Written exercise: Check each line of the listing for the string "type", count the lines that have it, and answer with that number only.

====================

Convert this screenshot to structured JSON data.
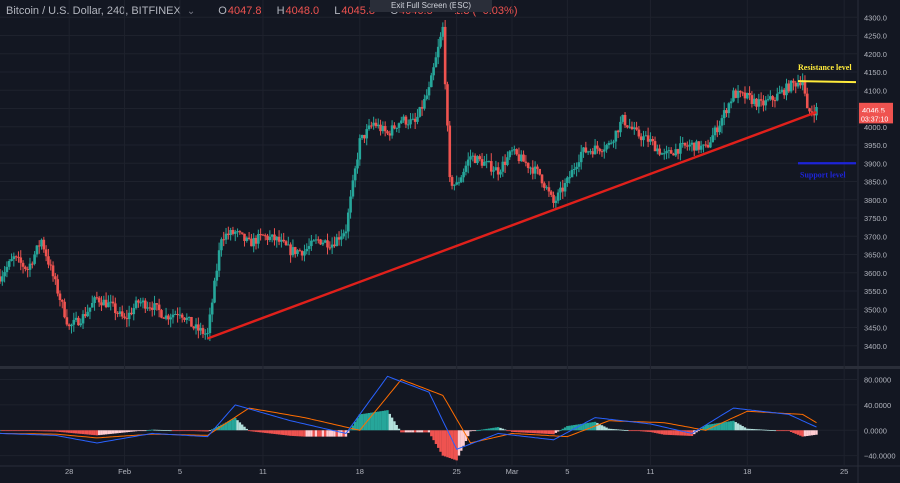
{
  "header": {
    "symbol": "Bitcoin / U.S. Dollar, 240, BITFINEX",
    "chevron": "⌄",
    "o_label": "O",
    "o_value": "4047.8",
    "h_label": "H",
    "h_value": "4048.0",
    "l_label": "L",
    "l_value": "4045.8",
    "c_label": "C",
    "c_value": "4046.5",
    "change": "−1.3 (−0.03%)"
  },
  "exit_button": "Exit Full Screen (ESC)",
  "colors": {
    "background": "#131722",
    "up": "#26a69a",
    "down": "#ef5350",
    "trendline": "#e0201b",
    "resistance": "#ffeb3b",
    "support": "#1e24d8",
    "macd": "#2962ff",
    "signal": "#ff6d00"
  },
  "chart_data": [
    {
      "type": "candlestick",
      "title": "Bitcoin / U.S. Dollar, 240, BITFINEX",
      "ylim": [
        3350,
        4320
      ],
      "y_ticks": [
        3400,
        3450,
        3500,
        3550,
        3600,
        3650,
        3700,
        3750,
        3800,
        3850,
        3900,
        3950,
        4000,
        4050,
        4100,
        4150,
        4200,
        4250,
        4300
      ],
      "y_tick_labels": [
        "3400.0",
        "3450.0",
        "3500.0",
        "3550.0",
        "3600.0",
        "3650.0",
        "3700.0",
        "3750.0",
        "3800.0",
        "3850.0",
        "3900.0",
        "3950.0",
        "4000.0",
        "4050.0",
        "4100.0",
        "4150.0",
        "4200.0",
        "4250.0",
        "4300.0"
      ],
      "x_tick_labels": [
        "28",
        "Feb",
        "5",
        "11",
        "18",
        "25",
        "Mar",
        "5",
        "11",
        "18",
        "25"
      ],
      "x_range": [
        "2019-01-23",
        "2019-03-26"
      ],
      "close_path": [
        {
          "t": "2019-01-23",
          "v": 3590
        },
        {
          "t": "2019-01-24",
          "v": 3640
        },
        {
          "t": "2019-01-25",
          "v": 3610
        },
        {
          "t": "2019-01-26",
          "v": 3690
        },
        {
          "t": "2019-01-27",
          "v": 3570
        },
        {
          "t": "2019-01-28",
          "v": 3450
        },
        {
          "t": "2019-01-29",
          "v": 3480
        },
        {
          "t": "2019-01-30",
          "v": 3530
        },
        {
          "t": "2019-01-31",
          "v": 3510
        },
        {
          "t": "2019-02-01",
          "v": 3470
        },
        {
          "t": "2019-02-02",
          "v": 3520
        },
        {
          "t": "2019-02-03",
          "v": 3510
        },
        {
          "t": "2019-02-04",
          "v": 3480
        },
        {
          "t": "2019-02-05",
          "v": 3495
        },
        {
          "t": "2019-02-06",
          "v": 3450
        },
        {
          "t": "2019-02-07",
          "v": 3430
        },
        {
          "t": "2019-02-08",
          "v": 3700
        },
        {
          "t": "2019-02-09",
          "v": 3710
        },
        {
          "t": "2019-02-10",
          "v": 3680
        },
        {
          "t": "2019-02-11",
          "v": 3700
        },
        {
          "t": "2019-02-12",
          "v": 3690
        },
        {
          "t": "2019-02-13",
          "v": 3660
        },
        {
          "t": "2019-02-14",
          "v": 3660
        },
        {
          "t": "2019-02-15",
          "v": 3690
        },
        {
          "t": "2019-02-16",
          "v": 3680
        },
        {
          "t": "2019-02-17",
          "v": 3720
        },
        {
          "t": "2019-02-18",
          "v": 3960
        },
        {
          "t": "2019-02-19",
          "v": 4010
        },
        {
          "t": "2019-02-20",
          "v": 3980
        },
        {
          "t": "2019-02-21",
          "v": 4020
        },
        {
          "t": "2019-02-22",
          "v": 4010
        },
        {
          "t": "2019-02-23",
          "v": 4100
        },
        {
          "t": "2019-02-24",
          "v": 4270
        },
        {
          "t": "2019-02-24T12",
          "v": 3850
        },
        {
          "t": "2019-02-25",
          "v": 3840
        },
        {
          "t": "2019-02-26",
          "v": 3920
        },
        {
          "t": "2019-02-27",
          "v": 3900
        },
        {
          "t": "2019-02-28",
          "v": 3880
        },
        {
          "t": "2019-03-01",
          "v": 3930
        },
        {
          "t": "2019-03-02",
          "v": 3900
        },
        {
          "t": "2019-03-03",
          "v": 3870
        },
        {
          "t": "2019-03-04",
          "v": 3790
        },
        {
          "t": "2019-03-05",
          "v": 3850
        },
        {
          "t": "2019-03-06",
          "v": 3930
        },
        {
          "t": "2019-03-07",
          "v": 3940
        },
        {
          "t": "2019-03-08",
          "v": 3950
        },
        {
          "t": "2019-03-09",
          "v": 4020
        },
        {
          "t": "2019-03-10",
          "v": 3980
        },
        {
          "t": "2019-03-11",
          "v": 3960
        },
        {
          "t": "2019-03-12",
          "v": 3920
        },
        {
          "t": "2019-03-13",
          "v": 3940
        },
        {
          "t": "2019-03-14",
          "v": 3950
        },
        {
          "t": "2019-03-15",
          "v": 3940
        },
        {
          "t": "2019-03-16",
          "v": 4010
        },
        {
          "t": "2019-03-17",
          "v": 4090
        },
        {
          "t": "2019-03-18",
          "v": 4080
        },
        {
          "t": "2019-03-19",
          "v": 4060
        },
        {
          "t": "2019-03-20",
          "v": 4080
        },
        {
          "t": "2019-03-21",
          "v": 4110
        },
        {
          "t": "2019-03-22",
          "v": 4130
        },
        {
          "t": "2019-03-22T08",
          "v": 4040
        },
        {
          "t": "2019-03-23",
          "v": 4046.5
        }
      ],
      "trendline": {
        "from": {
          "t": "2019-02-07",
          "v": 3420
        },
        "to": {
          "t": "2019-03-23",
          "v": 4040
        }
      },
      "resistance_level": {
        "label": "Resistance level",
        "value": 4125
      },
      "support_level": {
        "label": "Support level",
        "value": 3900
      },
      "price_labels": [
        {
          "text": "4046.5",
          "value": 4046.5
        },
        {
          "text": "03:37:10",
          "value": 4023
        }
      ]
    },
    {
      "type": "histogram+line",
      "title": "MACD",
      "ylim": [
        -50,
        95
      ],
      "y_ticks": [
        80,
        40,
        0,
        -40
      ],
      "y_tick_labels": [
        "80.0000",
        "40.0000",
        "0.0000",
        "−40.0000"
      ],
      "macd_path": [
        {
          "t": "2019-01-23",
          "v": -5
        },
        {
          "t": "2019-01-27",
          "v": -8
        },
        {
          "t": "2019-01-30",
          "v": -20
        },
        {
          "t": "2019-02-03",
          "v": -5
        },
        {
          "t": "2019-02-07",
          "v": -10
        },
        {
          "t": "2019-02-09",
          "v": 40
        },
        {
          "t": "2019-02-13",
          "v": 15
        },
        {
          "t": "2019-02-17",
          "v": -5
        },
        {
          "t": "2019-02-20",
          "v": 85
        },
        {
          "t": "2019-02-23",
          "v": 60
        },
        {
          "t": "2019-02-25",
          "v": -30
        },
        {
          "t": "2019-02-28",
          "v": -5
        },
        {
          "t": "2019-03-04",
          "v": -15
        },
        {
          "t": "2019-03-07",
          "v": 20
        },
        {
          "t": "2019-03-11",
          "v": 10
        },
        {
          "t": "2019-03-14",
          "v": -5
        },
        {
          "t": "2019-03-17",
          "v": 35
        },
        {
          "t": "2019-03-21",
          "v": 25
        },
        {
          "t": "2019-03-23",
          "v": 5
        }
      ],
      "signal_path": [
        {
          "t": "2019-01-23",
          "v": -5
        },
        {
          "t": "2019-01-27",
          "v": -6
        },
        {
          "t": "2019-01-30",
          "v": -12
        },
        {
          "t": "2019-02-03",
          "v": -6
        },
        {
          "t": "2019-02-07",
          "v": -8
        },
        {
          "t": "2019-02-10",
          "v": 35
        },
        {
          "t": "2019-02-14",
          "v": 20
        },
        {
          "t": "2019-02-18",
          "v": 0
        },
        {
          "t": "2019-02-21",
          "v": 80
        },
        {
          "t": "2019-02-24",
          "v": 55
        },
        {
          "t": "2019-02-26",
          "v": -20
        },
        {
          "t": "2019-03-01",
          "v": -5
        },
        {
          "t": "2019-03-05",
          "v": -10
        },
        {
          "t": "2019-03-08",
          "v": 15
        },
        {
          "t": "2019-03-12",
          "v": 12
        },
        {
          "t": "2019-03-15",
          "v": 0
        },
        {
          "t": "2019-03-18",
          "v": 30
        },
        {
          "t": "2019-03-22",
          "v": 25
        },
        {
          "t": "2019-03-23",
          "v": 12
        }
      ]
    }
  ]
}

====================

Task solution: 2